===== DATA ENTRIES =====

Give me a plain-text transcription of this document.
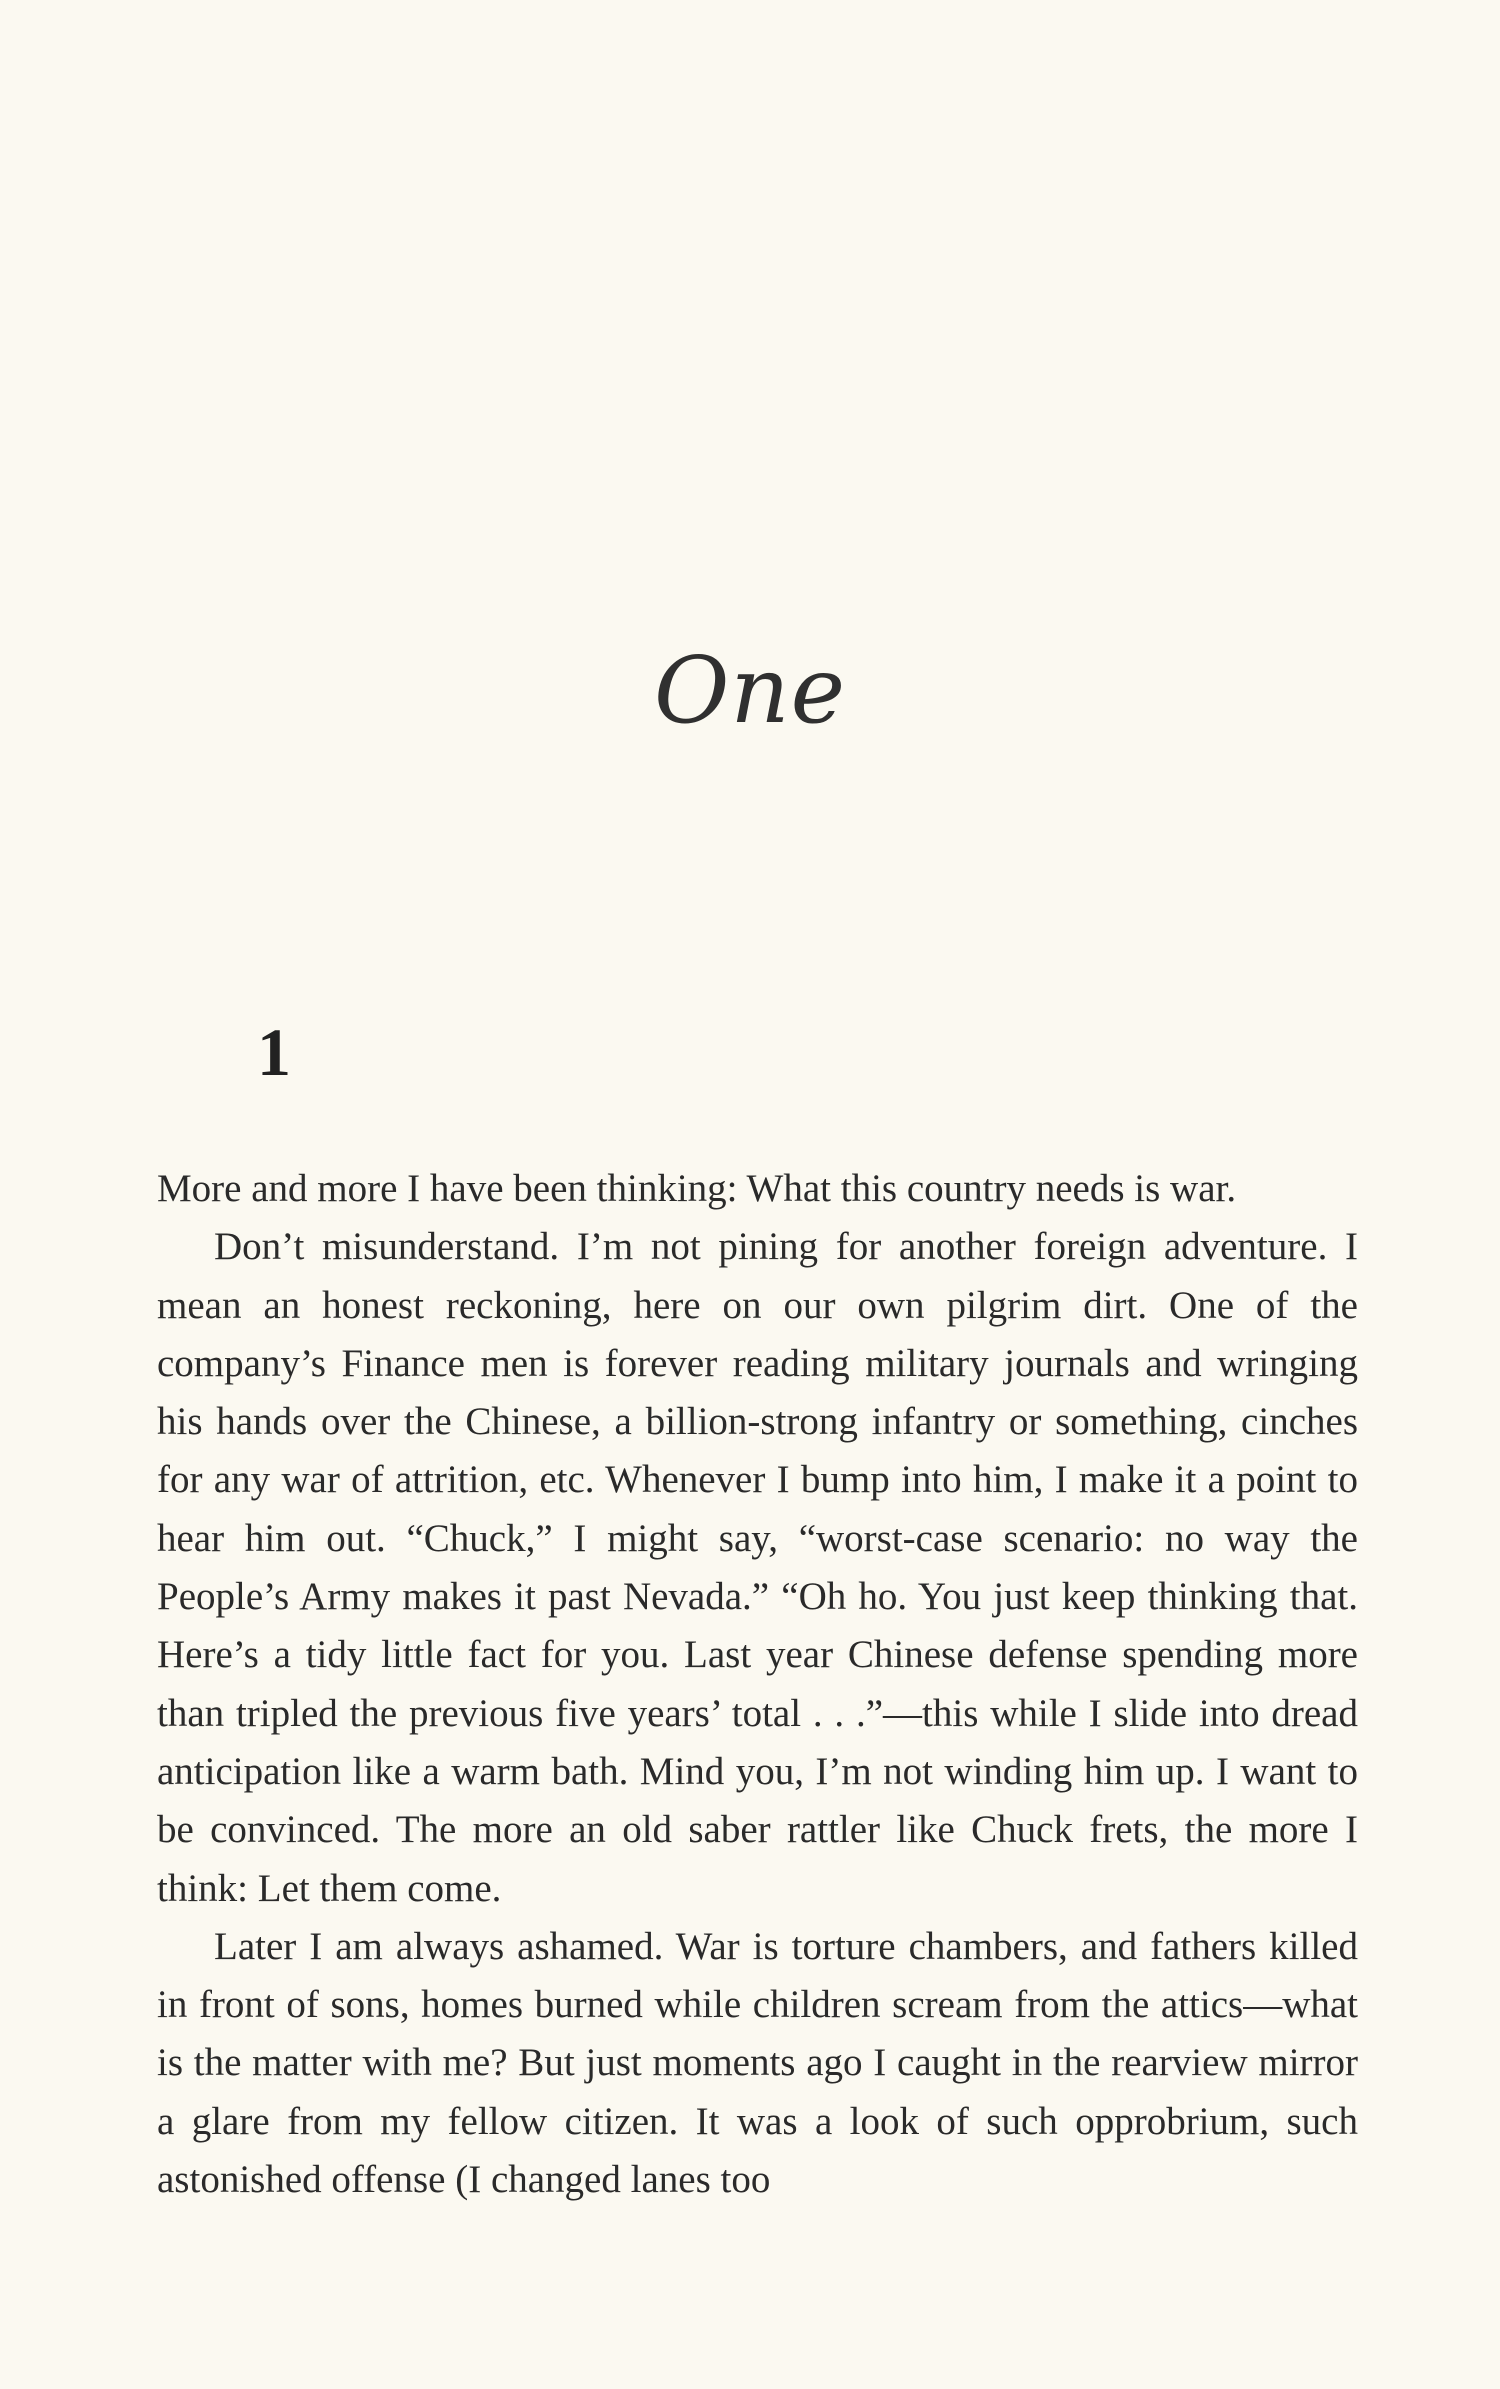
One
1

More and more I have been thinking: What this country needs is war.

Don’t misunderstand. I’m not pining for another foreign adventure. I mean an honest reckoning, here on our own pilgrim dirt. One of the company’s Finance men is forever reading military journals and wringing his hands over the Chinese, a billion-strong infantry or something, cinches for any war of attrition, etc. Whenever I bump into him, I make it a point to hear him out. “Chuck,” I might say, “worst-case scenario: no way the People’s Army makes it past Nevada.” “Oh ho. You just keep thinking that. Here’s a tidy little fact for you. Last year Chinese defense spending more than tripled the previous five years’ total . . .”—this while I slide into dread anticipation like a warm bath. Mind you, I’m not winding him up. I want to be convinced. The more an old saber rattler like Chuck frets, the more I think: Let them come.

Later I am always ashamed. War is torture chambers, and fathers killed in front of sons, homes burned while children scream from the attics—what is the matter with me? But just moments ago I caught in the rearview mirror a glare from my fellow citizen. It was a look of such opprobrium, such astonished offense (I changed lanes too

=====

# TASK DETAILS:
Set the pictures aside and transcribe the data above exactly.

# RESPONSE TO THE TASK:
Give me a plain-text transcription of this document.
One
1

More and more I have been thinking: What this country needs is war.

Don’t misunderstand. I’m not pining for another foreign adventure. I mean an honest reckoning, here on our own pilgrim dirt. One of the company’s Finance men is forever reading military journals and wringing his hands over the Chinese, a billion-strong infantry or something, cinches for any war of attrition, etc. Whenever I bump into him, I make it a point to hear him out. “Chuck,” I might say, “worst-case scenario: no way the People’s Army makes it past Nevada.” “Oh ho. You just keep thinking that. Here’s a tidy little fact for you. Last year Chinese defense spending more than tripled the previous five years’ total . . .”—this while I slide into dread anticipation like a warm bath. Mind you, I’m not winding him up. I want to be convinced. The more an old saber rattler like Chuck frets, the more I think: Let them come.

Later I am always ashamed. War is torture chambers, and fathers killed in front of sons, homes burned while children scream from the attics—what is the matter with me? But just moments ago I caught in the rearview mirror a glare from my fellow citizen. It was a look of such opprobrium, such astonished offense (I changed lanes too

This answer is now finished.